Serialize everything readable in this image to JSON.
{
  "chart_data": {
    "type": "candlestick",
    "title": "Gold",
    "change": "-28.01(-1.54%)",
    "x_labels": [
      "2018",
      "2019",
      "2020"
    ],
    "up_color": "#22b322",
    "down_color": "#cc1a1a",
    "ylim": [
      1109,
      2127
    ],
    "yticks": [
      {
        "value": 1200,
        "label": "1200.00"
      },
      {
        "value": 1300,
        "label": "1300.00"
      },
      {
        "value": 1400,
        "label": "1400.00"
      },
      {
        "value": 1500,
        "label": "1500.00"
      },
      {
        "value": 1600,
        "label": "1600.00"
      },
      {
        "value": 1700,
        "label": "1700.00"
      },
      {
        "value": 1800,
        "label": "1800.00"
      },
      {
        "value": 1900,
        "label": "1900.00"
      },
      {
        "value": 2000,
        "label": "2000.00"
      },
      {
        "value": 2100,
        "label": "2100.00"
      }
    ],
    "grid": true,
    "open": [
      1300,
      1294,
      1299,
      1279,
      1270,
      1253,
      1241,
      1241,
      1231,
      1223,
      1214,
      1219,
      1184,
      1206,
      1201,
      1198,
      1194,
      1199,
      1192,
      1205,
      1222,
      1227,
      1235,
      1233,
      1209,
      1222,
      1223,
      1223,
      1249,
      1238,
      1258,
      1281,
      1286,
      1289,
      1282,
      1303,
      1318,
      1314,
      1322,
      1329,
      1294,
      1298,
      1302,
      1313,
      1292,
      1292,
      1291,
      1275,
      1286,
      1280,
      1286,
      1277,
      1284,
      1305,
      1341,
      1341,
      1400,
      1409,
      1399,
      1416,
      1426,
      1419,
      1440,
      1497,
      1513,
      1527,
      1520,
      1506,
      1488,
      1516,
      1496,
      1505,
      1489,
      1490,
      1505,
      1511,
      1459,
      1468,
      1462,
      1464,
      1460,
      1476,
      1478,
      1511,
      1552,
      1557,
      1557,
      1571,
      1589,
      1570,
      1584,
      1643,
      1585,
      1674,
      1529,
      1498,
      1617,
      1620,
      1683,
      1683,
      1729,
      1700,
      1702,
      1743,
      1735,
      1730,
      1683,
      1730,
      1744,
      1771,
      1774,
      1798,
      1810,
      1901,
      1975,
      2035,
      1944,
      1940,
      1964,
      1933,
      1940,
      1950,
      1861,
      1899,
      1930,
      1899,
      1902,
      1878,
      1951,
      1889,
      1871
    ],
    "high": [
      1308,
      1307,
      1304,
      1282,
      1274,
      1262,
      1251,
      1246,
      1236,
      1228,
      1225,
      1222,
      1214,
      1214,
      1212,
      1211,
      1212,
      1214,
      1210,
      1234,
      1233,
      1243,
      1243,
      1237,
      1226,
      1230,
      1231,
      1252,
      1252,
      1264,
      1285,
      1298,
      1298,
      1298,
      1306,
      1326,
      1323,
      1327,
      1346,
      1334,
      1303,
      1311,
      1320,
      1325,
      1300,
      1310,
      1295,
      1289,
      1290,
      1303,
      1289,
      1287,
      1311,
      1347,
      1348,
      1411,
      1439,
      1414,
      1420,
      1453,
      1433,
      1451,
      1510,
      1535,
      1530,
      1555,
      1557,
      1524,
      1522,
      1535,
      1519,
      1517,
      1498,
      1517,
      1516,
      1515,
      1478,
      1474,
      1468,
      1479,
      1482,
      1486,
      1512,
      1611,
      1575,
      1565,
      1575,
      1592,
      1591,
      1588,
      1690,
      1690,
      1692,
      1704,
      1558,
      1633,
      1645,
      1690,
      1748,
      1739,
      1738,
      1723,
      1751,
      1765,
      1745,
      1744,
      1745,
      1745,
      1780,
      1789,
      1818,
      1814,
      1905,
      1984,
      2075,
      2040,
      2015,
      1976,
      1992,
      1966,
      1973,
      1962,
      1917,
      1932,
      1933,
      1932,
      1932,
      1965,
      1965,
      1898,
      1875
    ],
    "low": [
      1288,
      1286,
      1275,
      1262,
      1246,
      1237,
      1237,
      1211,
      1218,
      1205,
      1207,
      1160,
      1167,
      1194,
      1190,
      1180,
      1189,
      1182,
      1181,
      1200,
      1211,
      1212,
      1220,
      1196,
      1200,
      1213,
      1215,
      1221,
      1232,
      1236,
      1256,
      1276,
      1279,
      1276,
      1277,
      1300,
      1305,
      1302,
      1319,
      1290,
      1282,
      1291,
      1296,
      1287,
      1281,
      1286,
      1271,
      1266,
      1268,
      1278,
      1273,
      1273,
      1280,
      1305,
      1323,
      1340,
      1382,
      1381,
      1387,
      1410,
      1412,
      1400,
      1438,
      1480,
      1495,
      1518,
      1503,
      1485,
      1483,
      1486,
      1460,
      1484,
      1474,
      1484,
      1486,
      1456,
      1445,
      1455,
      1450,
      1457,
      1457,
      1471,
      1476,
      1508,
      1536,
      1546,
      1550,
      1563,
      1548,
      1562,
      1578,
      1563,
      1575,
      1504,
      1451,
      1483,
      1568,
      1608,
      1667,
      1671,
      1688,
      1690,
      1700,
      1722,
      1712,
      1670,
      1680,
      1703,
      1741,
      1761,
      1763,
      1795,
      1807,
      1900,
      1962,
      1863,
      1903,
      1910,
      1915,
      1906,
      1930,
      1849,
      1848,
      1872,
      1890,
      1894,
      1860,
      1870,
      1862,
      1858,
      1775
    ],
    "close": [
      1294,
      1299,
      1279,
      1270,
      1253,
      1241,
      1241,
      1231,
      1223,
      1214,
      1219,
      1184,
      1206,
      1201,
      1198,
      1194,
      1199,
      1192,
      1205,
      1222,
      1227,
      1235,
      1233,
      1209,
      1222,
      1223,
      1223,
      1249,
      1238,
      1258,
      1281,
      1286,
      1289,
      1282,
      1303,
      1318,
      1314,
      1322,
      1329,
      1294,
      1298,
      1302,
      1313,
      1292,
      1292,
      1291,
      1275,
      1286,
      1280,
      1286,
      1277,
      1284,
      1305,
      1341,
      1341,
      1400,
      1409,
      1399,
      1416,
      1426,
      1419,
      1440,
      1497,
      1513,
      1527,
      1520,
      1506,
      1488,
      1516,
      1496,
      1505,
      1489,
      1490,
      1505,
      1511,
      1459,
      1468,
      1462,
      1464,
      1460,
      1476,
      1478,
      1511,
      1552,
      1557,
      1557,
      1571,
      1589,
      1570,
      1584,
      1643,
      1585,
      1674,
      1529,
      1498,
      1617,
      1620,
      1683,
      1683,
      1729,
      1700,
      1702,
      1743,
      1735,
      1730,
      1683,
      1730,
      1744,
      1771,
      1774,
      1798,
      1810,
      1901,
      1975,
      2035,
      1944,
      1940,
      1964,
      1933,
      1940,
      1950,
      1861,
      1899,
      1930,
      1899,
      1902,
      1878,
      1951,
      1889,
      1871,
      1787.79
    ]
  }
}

**********

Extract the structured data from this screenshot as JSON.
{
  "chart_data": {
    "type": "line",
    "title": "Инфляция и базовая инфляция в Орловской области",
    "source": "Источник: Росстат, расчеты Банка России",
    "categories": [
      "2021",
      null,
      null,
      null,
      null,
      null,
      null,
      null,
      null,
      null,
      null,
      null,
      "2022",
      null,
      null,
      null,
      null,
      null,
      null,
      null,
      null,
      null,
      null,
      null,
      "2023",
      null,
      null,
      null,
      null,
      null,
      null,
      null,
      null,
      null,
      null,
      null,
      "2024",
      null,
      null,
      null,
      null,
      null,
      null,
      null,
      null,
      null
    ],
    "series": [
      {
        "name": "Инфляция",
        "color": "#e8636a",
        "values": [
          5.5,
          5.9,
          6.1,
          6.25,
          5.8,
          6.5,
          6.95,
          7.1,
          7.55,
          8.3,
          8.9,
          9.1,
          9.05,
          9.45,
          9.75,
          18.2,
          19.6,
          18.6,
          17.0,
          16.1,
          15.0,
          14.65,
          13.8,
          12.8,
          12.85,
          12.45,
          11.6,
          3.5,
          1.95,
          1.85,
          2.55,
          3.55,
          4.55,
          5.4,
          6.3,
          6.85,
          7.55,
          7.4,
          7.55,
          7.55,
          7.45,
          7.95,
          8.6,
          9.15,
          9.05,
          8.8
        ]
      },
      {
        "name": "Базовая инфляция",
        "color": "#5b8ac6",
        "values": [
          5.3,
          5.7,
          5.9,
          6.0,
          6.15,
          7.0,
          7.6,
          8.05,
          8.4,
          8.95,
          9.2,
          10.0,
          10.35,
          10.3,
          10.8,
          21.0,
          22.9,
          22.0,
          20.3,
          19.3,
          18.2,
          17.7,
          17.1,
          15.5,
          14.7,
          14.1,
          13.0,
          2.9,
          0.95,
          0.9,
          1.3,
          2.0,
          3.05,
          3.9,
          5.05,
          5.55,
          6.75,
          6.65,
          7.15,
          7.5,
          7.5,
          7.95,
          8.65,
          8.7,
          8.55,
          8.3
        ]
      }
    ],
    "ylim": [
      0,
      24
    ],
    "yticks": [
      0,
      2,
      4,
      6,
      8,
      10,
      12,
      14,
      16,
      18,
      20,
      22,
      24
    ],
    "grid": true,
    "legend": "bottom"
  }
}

**********

EXERCISE PROMPT - Using the listing above, gather each line that holds the string "name" and copy it.

SOLUTION FOR THIS EXERCISE -
        "name": "Инфляция",
        "name": "Базовая инфляция",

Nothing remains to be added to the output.